§ **SHORT EXERCISE A**: Recast the listing below as a numbered list, leaving out blank lines, starting with its first line and going on through the line that contains "trade-time: 11:57 <box>12 444 76 469</box>".

§ **SELECTED PASSAGE**:

☆ ☆ ☆ ☆ ☆ ☆ ☆

September 14, 2005

Now, if only I could sleep through the night

I didn’t want to jinx it. So I didn’t say anything. But, after three nights in a row, I think it’s safe to say that…

Jonathan is sleeping through the night!!!!

Three months old and both twins are sleeping all night long. This Daddy has slept, in the past three nights, 7 hours, 7 hours and 8 hours. I am one rested dude! Now, not wanting to get greedy or anything, but the babies are still asleep at 6:15 a.m. I’ve been up for an hour anticipating them being awake. I have woken a couple of times the last few nights at the slightest sound from the baby room only to find them perfectly fine and sleeping. I need to have a talk with my brain and let it know it’s okay to sleep until the babies actually wake up.

September 13, 2005

Parenting Tip #2

If you’re in a fantasy football league and your opponent has Michael Vick on his team, and it’s a Monday night game and the babies are just getting ready to go to bed, don’t yell “NOOOOOOOOOOOOOOOOOO!” when Vick pulls his Houdini magic to score a touchdown.

Why not, you ask? Well, because last night Daddy got excited and in the process scared two little babies resting in their bouncy seats. Lots of crying ensued and Daddy had to promise Mommy that he wouldn’t get so excited when watching football.

(Uh, yeah, I’m not sure if that’s gonna be able to happen) :)

September 12, 2005

What?! 3 months?!

TheMonk and Bri,

I can’t believe it’s already been 3 months since your birth. That means we only have 213 more months until you go off to college.

☆ ☆ ☆ ☆ ☆ ☆ ☆

Collection entries
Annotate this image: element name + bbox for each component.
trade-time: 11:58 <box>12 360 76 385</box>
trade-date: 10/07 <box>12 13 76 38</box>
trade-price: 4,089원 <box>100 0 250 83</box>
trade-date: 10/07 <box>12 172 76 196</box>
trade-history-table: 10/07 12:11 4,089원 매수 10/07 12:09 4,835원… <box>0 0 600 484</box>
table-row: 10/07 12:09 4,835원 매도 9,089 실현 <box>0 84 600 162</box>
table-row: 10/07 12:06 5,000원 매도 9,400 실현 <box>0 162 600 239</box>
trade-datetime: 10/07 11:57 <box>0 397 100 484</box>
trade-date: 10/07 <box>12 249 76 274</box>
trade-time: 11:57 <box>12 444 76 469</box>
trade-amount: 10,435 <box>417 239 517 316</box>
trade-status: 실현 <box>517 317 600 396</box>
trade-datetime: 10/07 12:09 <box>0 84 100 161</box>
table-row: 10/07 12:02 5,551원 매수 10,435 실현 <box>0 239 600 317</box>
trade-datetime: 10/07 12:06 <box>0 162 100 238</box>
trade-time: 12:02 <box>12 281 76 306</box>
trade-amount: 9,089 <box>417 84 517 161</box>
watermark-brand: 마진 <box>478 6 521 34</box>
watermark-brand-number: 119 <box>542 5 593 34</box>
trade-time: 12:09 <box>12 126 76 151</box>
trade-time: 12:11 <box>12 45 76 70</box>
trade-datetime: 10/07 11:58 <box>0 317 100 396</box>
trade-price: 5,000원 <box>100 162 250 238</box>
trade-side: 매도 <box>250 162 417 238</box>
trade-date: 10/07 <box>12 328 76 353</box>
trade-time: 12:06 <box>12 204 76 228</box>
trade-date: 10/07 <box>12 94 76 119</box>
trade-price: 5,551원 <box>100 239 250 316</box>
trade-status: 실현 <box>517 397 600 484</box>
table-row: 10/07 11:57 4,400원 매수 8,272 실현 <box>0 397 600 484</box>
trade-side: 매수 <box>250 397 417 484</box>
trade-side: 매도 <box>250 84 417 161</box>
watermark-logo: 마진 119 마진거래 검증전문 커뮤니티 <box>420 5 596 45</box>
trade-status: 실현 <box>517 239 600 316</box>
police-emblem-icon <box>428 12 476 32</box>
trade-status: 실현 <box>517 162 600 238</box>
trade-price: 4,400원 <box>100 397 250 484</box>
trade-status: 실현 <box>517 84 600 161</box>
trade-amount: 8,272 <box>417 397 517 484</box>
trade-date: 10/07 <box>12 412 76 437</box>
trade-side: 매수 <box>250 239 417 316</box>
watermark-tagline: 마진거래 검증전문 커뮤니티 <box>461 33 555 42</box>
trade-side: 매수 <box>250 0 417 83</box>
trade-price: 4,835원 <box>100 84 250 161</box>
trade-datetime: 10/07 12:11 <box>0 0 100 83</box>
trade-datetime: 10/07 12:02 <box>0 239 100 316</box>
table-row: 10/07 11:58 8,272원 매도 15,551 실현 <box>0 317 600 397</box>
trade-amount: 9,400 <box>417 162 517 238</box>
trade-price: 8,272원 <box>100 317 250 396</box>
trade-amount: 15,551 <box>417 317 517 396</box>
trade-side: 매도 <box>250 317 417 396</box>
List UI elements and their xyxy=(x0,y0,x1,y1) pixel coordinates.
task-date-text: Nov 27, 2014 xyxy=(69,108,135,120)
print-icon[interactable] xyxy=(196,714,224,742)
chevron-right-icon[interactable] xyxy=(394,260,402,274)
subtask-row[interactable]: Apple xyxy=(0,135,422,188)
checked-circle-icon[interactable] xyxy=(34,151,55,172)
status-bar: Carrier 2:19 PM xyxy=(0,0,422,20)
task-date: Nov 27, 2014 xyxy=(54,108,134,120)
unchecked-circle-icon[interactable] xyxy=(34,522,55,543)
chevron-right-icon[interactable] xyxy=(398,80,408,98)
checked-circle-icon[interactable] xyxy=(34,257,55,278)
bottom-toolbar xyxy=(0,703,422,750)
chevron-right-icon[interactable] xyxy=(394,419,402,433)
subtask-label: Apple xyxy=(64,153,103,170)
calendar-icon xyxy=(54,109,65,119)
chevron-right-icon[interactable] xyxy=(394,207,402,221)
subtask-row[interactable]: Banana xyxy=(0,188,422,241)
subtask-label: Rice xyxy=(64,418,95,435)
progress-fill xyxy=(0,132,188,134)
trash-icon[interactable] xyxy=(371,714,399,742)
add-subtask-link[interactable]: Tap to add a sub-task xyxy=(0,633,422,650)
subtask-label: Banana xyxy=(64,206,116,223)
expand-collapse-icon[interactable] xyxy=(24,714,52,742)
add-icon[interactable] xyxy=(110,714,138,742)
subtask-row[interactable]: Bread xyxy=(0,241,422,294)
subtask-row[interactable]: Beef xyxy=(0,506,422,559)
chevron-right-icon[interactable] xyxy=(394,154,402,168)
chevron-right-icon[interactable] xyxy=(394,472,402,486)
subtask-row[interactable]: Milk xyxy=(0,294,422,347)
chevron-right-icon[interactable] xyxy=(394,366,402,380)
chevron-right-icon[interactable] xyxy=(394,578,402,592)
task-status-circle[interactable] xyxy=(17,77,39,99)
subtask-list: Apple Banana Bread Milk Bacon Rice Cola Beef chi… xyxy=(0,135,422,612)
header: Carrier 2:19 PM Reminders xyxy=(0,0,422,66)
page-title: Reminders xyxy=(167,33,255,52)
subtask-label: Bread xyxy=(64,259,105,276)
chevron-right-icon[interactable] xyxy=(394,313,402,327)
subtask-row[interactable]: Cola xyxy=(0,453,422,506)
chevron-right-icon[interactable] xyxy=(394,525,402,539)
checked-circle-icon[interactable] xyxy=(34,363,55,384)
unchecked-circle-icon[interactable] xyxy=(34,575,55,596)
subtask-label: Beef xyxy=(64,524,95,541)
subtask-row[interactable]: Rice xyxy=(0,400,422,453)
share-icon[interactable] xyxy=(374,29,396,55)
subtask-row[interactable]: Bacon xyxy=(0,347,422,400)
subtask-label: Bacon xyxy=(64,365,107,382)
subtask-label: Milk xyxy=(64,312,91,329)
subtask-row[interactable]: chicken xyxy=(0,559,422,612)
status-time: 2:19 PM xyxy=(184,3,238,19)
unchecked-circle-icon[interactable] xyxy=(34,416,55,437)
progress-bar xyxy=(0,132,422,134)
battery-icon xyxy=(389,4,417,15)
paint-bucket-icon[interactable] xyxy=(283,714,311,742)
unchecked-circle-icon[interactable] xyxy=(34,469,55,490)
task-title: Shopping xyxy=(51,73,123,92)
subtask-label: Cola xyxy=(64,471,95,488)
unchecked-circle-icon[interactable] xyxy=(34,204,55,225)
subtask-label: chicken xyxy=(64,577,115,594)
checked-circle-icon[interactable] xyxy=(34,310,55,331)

☆ ☆ ☆ ☆ ☆ ☆ ☆

§ **SHORT EXERCISE B**: Copy the blog text about the twins above in full, word for word.

§ **RIGHT ANSWER A**:
1. Annotate this image: element name + bbox for each component.
2. trade-time: 11:58 <box>12 360 76 385</box>
3. trade-date: 10/07 <box>12 13 76 38</box>
4. trade-price: 4,089원 <box>100 0 250 83</box>
5. trade-date: 10/07 <box>12 172 76 196</box>
6. trade-history-table: 10/07 12:11 4,089원 매수 10/07 12:09 4,835원… <box>0 0 600 484</box>
7. table-row: 10/07 12:09 4,835원 매도 9,089 실현 <box>0 84 600 162</box>
8. table-row: 10/07 12:06 5,000원 매도 9,400 실현 <box>0 162 600 239</box>
9. trade-datetime: 10/07 11:57 <box>0 397 100 484</box>
10. trade-date: 10/07 <box>12 249 76 274</box>
11. trade-time: 11:57 <box>12 444 76 469</box>

§ **RIGHT ANSWER B**:
September 14, 2005

Now, if only I could sleep through the night

I didn’t want to jinx it. So I didn’t say anything. But, after three nights in a row, I think it’s safe to say that…

Jonathan is sleeping through the night!!!!

Three months old and both twins are sleeping all night long. This Daddy has slept, in the past three nights, 7 hours, 7 hours and 8 hours. I am one rested dude! Now, not wanting to get greedy or anything, but the babies are still asleep at 6:15 a.m. I’ve been up for an hour anticipating them being awake. I have woken a couple of times the last few nights at the slightest sound from the baby room only to find them perfectly fine and sleeping. I need to have a talk with my brain and let it know it’s okay to sleep until the babies actually wake up.

September 13, 2005

Parenting Tip #2

If you’re in a fantasy football league and your opponent has Michael Vick on his team, and it’s a Monday night game and the babies are just getting ready to go to bed, don’t yell “NOOOOOOOOOOOOOOOOOO!” when Vick pulls his Houdini magic to score a touchdown.

Why not, you ask? Well, because last night Daddy got excited and in the process scared two little babies resting in their bouncy seats. Lots of crying ensued and Daddy had to promise Mommy that he wouldn’t get so excited when watching football.

(Uh, yeah, I’m not sure if that’s gonna be able to happen) :)

September 12, 2005

What?! 3 months?!

TheMonk and Bri,

I can’t believe it’s already been 3 months since your birth. That means we only have 213 more months until you go off to college.